> _Short task_
Copy every line with the string "祥府家酒" in it.
--- Data shown ---
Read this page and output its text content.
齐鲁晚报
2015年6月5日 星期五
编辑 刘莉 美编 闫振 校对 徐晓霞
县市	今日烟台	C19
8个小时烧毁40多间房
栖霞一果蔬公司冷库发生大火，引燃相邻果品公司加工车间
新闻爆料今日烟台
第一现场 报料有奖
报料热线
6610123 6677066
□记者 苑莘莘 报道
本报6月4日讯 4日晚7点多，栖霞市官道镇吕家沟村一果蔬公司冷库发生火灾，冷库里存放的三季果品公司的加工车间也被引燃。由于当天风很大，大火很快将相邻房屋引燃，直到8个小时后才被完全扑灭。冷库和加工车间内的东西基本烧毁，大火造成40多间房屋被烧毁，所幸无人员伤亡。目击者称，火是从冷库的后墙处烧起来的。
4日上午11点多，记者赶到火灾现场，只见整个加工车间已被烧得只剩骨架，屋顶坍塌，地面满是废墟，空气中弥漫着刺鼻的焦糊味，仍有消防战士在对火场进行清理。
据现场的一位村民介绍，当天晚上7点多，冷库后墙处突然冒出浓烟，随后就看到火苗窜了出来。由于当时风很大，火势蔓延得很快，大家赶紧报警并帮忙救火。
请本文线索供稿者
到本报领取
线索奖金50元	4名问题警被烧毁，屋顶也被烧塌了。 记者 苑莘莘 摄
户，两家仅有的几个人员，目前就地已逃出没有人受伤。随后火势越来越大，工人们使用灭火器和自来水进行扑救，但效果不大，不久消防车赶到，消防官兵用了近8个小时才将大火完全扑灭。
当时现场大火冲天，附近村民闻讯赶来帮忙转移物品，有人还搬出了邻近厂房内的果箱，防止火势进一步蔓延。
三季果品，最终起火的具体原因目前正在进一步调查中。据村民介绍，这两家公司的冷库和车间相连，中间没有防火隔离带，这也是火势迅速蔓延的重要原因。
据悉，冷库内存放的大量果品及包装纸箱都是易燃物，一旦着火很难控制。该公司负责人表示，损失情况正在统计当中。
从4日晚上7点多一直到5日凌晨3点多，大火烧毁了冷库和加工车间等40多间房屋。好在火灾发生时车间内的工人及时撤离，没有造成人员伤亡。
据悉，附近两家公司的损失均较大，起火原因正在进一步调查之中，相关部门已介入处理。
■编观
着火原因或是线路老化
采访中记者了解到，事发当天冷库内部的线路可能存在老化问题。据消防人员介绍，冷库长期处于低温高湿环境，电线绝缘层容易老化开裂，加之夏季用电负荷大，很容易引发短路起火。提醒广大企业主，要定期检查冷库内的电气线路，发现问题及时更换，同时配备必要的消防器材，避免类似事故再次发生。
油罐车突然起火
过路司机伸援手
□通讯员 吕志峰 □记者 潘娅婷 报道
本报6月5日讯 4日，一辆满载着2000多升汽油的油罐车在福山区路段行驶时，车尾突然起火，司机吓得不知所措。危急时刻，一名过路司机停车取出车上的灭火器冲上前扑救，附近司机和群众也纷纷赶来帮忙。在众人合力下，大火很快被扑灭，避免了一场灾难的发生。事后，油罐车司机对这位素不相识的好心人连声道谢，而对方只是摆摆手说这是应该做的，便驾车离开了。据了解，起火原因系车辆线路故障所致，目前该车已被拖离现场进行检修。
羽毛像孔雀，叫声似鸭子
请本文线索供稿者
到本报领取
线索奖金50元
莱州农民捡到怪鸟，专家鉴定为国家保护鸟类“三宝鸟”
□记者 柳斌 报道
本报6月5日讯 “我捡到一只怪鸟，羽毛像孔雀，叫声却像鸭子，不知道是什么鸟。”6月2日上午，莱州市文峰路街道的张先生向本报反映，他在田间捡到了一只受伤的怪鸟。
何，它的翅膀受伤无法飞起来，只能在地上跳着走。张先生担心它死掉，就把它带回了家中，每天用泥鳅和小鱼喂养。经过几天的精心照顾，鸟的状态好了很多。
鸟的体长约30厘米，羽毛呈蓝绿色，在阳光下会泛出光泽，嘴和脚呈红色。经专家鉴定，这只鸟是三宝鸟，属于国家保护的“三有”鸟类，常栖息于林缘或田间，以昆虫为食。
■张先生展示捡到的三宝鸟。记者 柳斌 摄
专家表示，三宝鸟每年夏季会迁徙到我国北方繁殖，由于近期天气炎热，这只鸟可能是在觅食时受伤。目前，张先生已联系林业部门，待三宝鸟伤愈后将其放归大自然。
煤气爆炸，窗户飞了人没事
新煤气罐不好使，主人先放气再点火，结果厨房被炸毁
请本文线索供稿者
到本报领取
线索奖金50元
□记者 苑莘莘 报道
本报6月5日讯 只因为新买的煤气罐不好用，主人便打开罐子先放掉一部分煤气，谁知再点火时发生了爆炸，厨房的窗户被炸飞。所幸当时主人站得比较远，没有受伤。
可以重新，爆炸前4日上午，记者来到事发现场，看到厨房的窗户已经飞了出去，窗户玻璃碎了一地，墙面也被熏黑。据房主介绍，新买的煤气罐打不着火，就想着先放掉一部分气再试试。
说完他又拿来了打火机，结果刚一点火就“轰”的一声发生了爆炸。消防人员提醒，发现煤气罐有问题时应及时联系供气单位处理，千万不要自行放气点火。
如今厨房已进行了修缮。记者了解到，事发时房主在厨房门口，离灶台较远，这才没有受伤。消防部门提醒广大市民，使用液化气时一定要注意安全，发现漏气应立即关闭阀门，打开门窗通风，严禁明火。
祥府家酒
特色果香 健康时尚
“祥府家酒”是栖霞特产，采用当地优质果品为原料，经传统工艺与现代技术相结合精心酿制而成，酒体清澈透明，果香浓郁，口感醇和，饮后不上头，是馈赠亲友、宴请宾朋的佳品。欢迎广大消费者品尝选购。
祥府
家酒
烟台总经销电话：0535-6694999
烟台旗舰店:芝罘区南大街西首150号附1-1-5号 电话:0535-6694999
---
> _In response_
祥府家酒
“祥府家酒”是栖霞特产，采用当地优质果品为原料，经传统工艺与现代技术相结合精心酿制而成，酒体清澈透明，果香浓郁，口感醇和，饮后不上头，是馈赠亲友、宴请宾朋的佳品。欢迎广大消费者品尝选购。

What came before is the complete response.